# What the task asks
Give an exact copy of every line, leaving images out.

___ Stored rows

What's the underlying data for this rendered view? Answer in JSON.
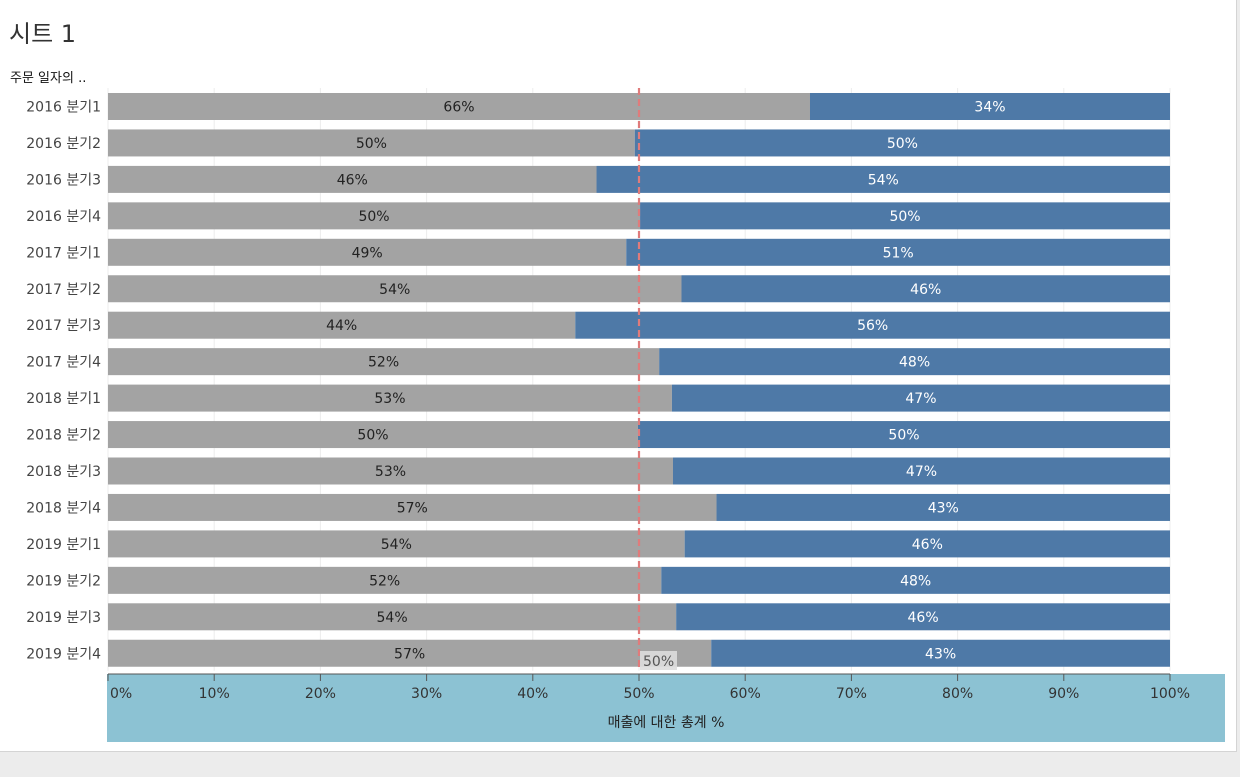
{
  "sheet": {
    "title": "시트 1",
    "row_header": "주문 일자의 .."
  },
  "colors": {
    "series_a": "#a3a3a3",
    "series_b": "#4e79a7",
    "reference_line": "#e07b7b",
    "axis_band": "#8cc2d3"
  },
  "chart_data": {
    "type": "bar",
    "orientation": "horizontal",
    "stacked": "100%",
    "categories": [
      "2016 분기1",
      "2016 분기2",
      "2016 분기3",
      "2016 분기4",
      "2017 분기1",
      "2017 분기2",
      "2017 분기3",
      "2017 분기4",
      "2018 분기1",
      "2018 분기2",
      "2018 분기3",
      "2018 분기4",
      "2019 분기1",
      "2019 분기2",
      "2019 분기3",
      "2019 분기4"
    ],
    "series": [
      {
        "values": [
          66.1,
          49.6,
          46.0,
          50.1,
          48.8,
          54.0,
          44.0,
          51.9,
          53.1,
          49.9,
          53.2,
          57.3,
          54.3,
          52.1,
          53.5,
          56.8
        ],
        "labels": [
          "66%",
          "50%",
          "46%",
          "50%",
          "49%",
          "54%",
          "44%",
          "52%",
          "53%",
          "50%",
          "53%",
          "57%",
          "54%",
          "52%",
          "54%",
          "57%"
        ]
      },
      {
        "values": [
          33.9,
          50.4,
          54.0,
          49.9,
          51.2,
          46.0,
          56.0,
          48.1,
          46.9,
          50.1,
          46.8,
          42.7,
          45.7,
          47.9,
          46.5,
          43.2
        ],
        "labels": [
          "34%",
          "50%",
          "54%",
          "50%",
          "51%",
          "46%",
          "56%",
          "48%",
          "47%",
          "50%",
          "47%",
          "43%",
          "46%",
          "48%",
          "46%",
          "43%"
        ]
      }
    ],
    "xlabel": "매출에 대한 총계 %",
    "xlim": [
      0,
      100
    ],
    "xticks": [
      "0%",
      "10%",
      "20%",
      "30%",
      "40%",
      "50%",
      "60%",
      "70%",
      "80%",
      "90%",
      "100%"
    ],
    "reference_line": {
      "value": 50,
      "label": "50%"
    },
    "grid": true
  }
}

______

# Complete output
What's the underlying data for this rendered view? Answer in JSON.
{
  "sheet": {
    "title": "시트 1",
    "row_header": "주문 일자의 .."
  },
  "colors": {
    "series_a": "#a3a3a3",
    "series_b": "#4e79a7",
    "reference_line": "#e07b7b",
    "axis_band": "#8cc2d3"
  },
  "chart_data": {
    "type": "bar",
    "orientation": "horizontal",
    "stacked": "100%",
    "categories": [
      "2016 분기1",
      "2016 분기2",
      "2016 분기3",
      "2016 분기4",
      "2017 분기1",
      "2017 분기2",
      "2017 분기3",
      "2017 분기4",
      "2018 분기1",
      "2018 분기2",
      "2018 분기3",
      "2018 분기4",
      "2019 분기1",
      "2019 분기2",
      "2019 분기3",
      "2019 분기4"
    ],
    "series": [
      {
        "values": [
          66.1,
          49.6,
          46.0,
          50.1,
          48.8,
          54.0,
          44.0,
          51.9,
          53.1,
          49.9,
          53.2,
          57.3,
          54.3,
          52.1,
          53.5,
          56.8
        ],
        "labels": [
          "66%",
          "50%",
          "46%",
          "50%",
          "49%",
          "54%",
          "44%",
          "52%",
          "53%",
          "50%",
          "53%",
          "57%",
          "54%",
          "52%",
          "54%",
          "57%"
        ]
      },
      {
        "values": [
          33.9,
          50.4,
          54.0,
          49.9,
          51.2,
          46.0,
          56.0,
          48.1,
          46.9,
          50.1,
          46.8,
          42.7,
          45.7,
          47.9,
          46.5,
          43.2
        ],
        "labels": [
          "34%",
          "50%",
          "54%",
          "50%",
          "51%",
          "46%",
          "56%",
          "48%",
          "47%",
          "50%",
          "47%",
          "43%",
          "46%",
          "48%",
          "46%",
          "43%"
        ]
      }
    ],
    "xlabel": "매출에 대한 총계 %",
    "xlim": [
      0,
      100
    ],
    "xticks": [
      "0%",
      "10%",
      "20%",
      "30%",
      "40%",
      "50%",
      "60%",
      "70%",
      "80%",
      "90%",
      "100%"
    ],
    "reference_line": {
      "value": 50,
      "label": "50%"
    },
    "grid": true
  }
}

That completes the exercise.